* GOAL
Reproduce the lines below verbatim, beginning with the line that contains "channel-1-button[interactable]: CH1: 20" and ending with the line that contains "channel-2-marker-label: C2 [17,120,28,129]", both included.

* RAW RECORDS
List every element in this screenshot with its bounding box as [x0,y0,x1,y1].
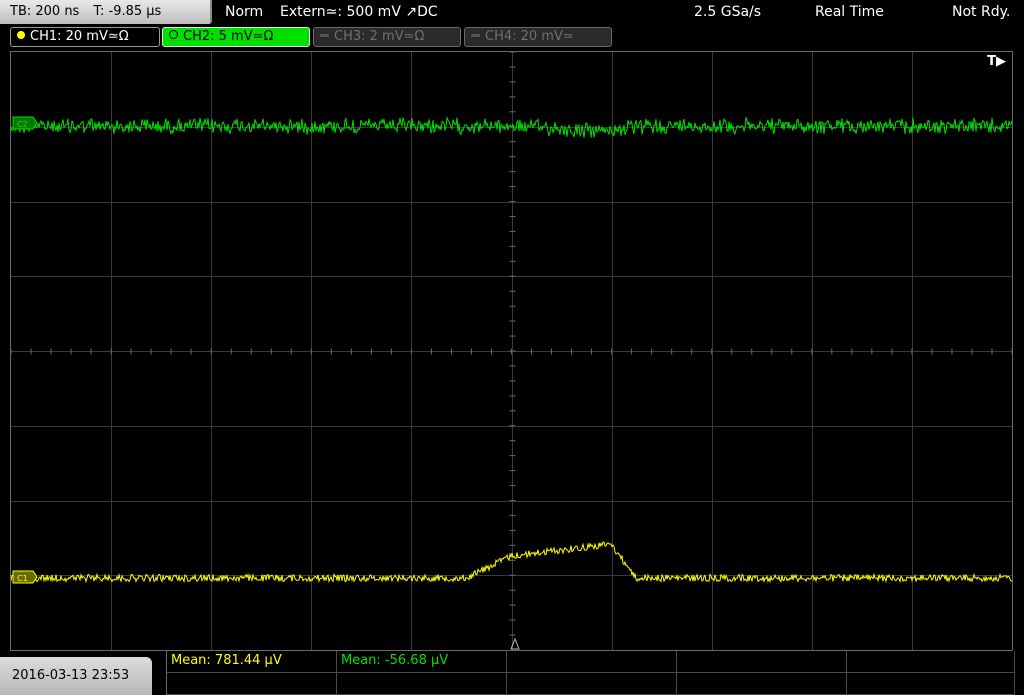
channel-1-button[interactable]: CH1: 20 mV≃Ω [10,27,160,47]
channel-2-ground-marker: C2 [12,116,38,130]
measurement-panel: Mean: 781.44 µV Mean: -56.68 µV [166,651,1015,695]
measurement-slot-6[interactable] [167,673,337,695]
date-time-label: 2016-03-13 23:53 [12,668,130,683]
waveform-display[interactable]: C2 C1 T▶ [10,51,1013,651]
timebase-box[interactable]: TB: 200 ns T: -9.85 µs [0,0,212,24]
measurement-slot-7[interactable] [337,673,507,695]
measurement-slot-3[interactable] [507,651,677,673]
channel-3-indicator-icon [320,34,329,37]
channel-1-mean-measurement[interactable]: Mean: 781.44 µV [167,651,337,673]
channel-2-label: CH2: 5 mV≃Ω [183,29,274,44]
channel-3-label: CH3: 2 mV≃Ω [334,29,425,44]
trigger-source[interactable]: Extern≃: 500 mV ↗DC [280,0,438,24]
channel-1-indicator-icon [17,31,25,39]
acquisition-mode[interactable]: Real Time [815,0,884,24]
acquisition-status: Not Rdy. [952,4,1011,20]
date-time-box[interactable]: 2016-03-13 23:53 [0,657,152,695]
timebase-value: TB: 200 ns [10,4,80,19]
channel-4-label: CH4: 20 mV≃ [485,29,574,44]
channel-1-marker-label: C1 [17,574,28,583]
center-axis-ticks [11,52,1012,636]
waveform-canvas: C2 C1 [11,52,1012,650]
measurement-slot-10[interactable] [847,673,1015,695]
trigger-time-value: T: -9.85 µs [93,4,162,19]
channel-4-button[interactable]: CH4: 20 mV≃ [464,27,612,47]
measurement-slot-8[interactable] [507,673,677,695]
channel-1-ground-marker: C1 [12,570,38,584]
bottom-bar: 2016-03-13 23:53 Mean: 781.44 µV Mean: -… [0,651,1024,695]
measurement-slot-9[interactable] [677,673,847,695]
channel-2-indicator-icon [169,30,178,39]
channel-2-marker-label: C2 [17,120,28,129]
channel-2-mean-measurement[interactable]: Mean: -56.68 µV [337,651,507,673]
channel-1-label: CH1: 20 mV≃Ω [30,29,129,44]
top-status-bar: TB: 200 ns T: -9.85 µs Norm Extern≃: 500… [0,0,1024,24]
trigger-level-marker[interactable]: T▶ [987,54,1006,69]
sample-rate[interactable]: 2.5 GSa/s [694,0,761,24]
measurement-slot-4[interactable] [677,651,847,673]
channel-3-button[interactable]: CH3: 2 mV≃Ω [313,27,461,47]
channel-2-button[interactable]: CH2: 5 mV≃Ω [162,27,310,47]
measurement-slot-5[interactable] [847,651,1015,673]
trigger-mode[interactable]: Norm [225,0,263,24]
channel-4-indicator-icon [471,34,480,37]
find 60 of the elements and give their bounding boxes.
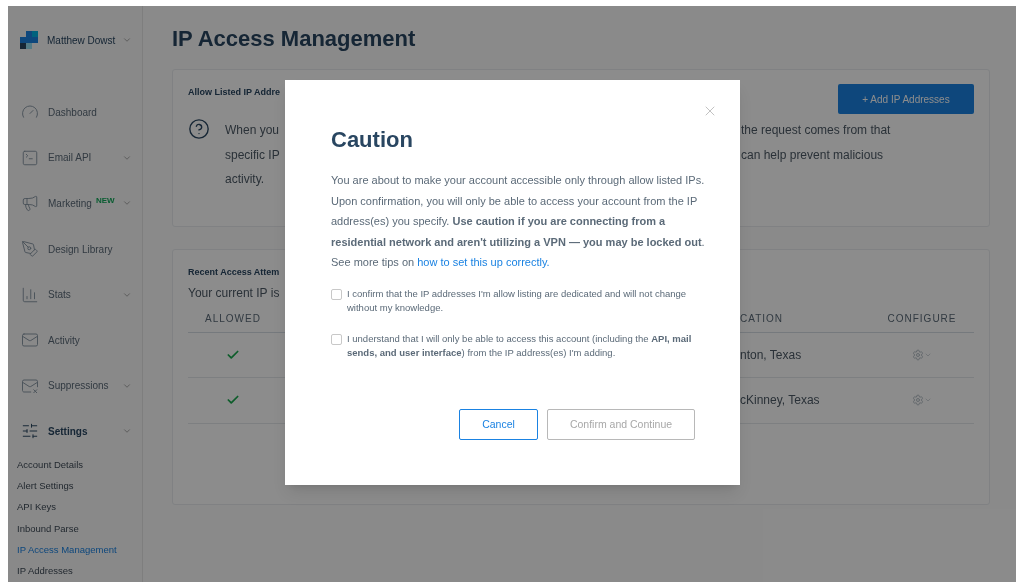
envelope-icon xyxy=(21,331,39,350)
gear-icon xyxy=(912,394,924,407)
terminal-icon xyxy=(21,148,39,167)
location-cell-text: nton, Texas xyxy=(740,346,803,364)
help-icon xyxy=(188,118,210,140)
nav-item[interactable]: Stats xyxy=(8,271,142,318)
submenu-item[interactable]: Alert Settings xyxy=(8,475,142,497)
bar-chart-icon xyxy=(21,285,39,304)
gear-icon xyxy=(912,348,924,361)
card-title: Allow Listed IP Addre xyxy=(188,86,280,99)
description-text: specific IP xyxy=(225,146,280,164)
nav-label: Suppressions xyxy=(48,379,109,394)
submenu-item[interactable]: IP Access Management xyxy=(8,539,142,561)
help-link[interactable]: how to set this up correctly. xyxy=(417,256,550,268)
dialog-message: You are about to make your account accessible only through allow listed IPs. Upon confirmation, you will only be able to access your account from the IP address(es) you specify. Use caution if you are connecting from a residential network and aren't utilizing a VPN — you may be locked out. See more tips on how to set this up correctly. xyxy=(331,173,706,270)
checkbox-label: I understand that I will only be able to access this account (including the API, mail sends, and user interface) from the IP address(es) I'm adding. xyxy=(347,331,693,360)
configure-menu[interactable] xyxy=(912,394,932,407)
account-menu[interactable]: Matthew Dowst xyxy=(47,32,116,48)
nav-label: Settings xyxy=(48,424,88,439)
nav-item[interactable]: Activity xyxy=(8,317,142,364)
column-header: CONFIGURE xyxy=(886,311,958,326)
nav-label: Stats xyxy=(48,288,71,303)
page-title: IP Access Management xyxy=(172,25,417,53)
configure-menu[interactable] xyxy=(912,348,932,361)
nav-item[interactable]: Suppressions xyxy=(8,363,142,409)
nav-label: Activity xyxy=(48,333,80,348)
description-text: can help prevent malicious xyxy=(741,146,885,164)
logo-icon xyxy=(20,31,38,50)
new-label: NEW xyxy=(95,195,115,208)
nav-label: Dashboard xyxy=(48,105,97,120)
nav-item[interactable]: Settings xyxy=(8,408,142,455)
column-header: ALLOWED xyxy=(204,311,262,326)
nav-label: Marketing xyxy=(48,196,92,211)
cancel-button[interactable]: Cancel xyxy=(459,409,538,440)
checkbox-label: I confirm that the IP addresses I'm allow listing are dedicated and will not change without my knowledge. xyxy=(347,286,688,315)
current-ip-text: Your current IP is xyxy=(188,284,280,302)
nav-item[interactable]: Marketing NEW xyxy=(8,180,142,227)
location-cell-text: cKinney, Texas xyxy=(740,392,821,410)
submenu-item[interactable]: Inbound Parse xyxy=(8,518,142,540)
nav-label: Design Library xyxy=(48,242,113,257)
sliders-icon xyxy=(21,422,39,441)
nav-label: Email API xyxy=(48,151,92,166)
description-text: When you xyxy=(225,122,280,139)
submenu-item[interactable]: Account Details xyxy=(8,454,142,476)
dialog-title: Caution xyxy=(331,126,414,154)
checkbox[interactable] xyxy=(331,288,342,300)
pen-ruler-icon xyxy=(21,240,39,259)
description-text: the request comes from that xyxy=(741,122,892,139)
nav-item[interactable]: Design Library xyxy=(8,226,142,272)
submenu-item[interactable]: IP Addresses xyxy=(8,560,142,582)
column-header: CATION xyxy=(740,311,785,326)
nav-item[interactable]: Email API xyxy=(8,135,142,181)
submenu-item[interactable]: API Keys xyxy=(8,496,142,519)
nav-item[interactable]: Dashboard xyxy=(8,89,142,136)
description-text: activity. xyxy=(225,171,266,188)
checkbox[interactable] xyxy=(331,333,342,345)
card-title: Recent Access Attem xyxy=(188,266,281,279)
megaphone-icon xyxy=(21,194,39,213)
add-ip-button[interactable]: + Add IP Addresses xyxy=(838,84,974,114)
envelope-blocked-icon xyxy=(21,376,39,395)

* WRITTEN RESPONSE
channel-1-button[interactable]: CH1: 20 mV≃Ω [10,27,160,47]
channel-2-ground-marker: C2 [12,116,38,130]
measurement-panel: Mean: 781.44 µV Mean: -56.68 µV [166,651,1015,695]
measurement-slot-6[interactable] [167,673,337,695]
date-time-label: 2016-03-13 23:53 [12,668,130,683]
waveform-display[interactable]: C2 C1 T▶ [10,51,1013,651]
timebase-box[interactable]: TB: 200 ns T: -9.85 µs [0,0,212,24]
measurement-slot-7[interactable] [337,673,507,695]
measurement-slot-3[interactable] [507,651,677,673]
channel-3-indicator-icon [320,34,329,37]
channel-1-mean-measurement[interactable]: Mean: 781.44 µV [167,651,337,673]
channel-2-label: CH2: 5 mV≃Ω [183,29,274,44]
channel-3-label: CH3: 2 mV≃Ω [334,29,425,44]
trigger-source[interactable]: Extern≃: 500 mV ↗DC [280,0,438,24]
channel-1-indicator-icon [17,31,25,39]
acquisition-mode[interactable]: Real Time [815,0,884,24]
acquisition-status: Not Rdy. [952,4,1011,20]
date-time-box[interactable]: 2016-03-13 23:53 [0,657,152,695]
timebase-value: TB: 200 ns [10,4,80,19]
channel-4-label: CH4: 20 mV≃ [485,29,574,44]
channel-1-marker-label: C1 [17,574,28,583]
center-axis-ticks [11,52,1012,636]
waveform-canvas: C2 C1 [11,52,1012,650]
measurement-slot-10[interactable] [847,673,1015,695]
trigger-time-value: T: -9.85 µs [93,4,162,19]
channel-4-button[interactable]: CH4: 20 mV≃ [464,27,612,47]
measurement-slot-8[interactable] [507,673,677,695]
channel-1-ground-marker: C1 [12,570,38,584]
bottom-bar: 2016-03-13 23:53 Mean: 781.44 µV Mean: -… [0,651,1024,695]
measurement-slot-9[interactable] [677,673,847,695]
channel-2-indicator-icon [169,30,178,39]
channel-2-marker-label: C2 [17,120,28,129]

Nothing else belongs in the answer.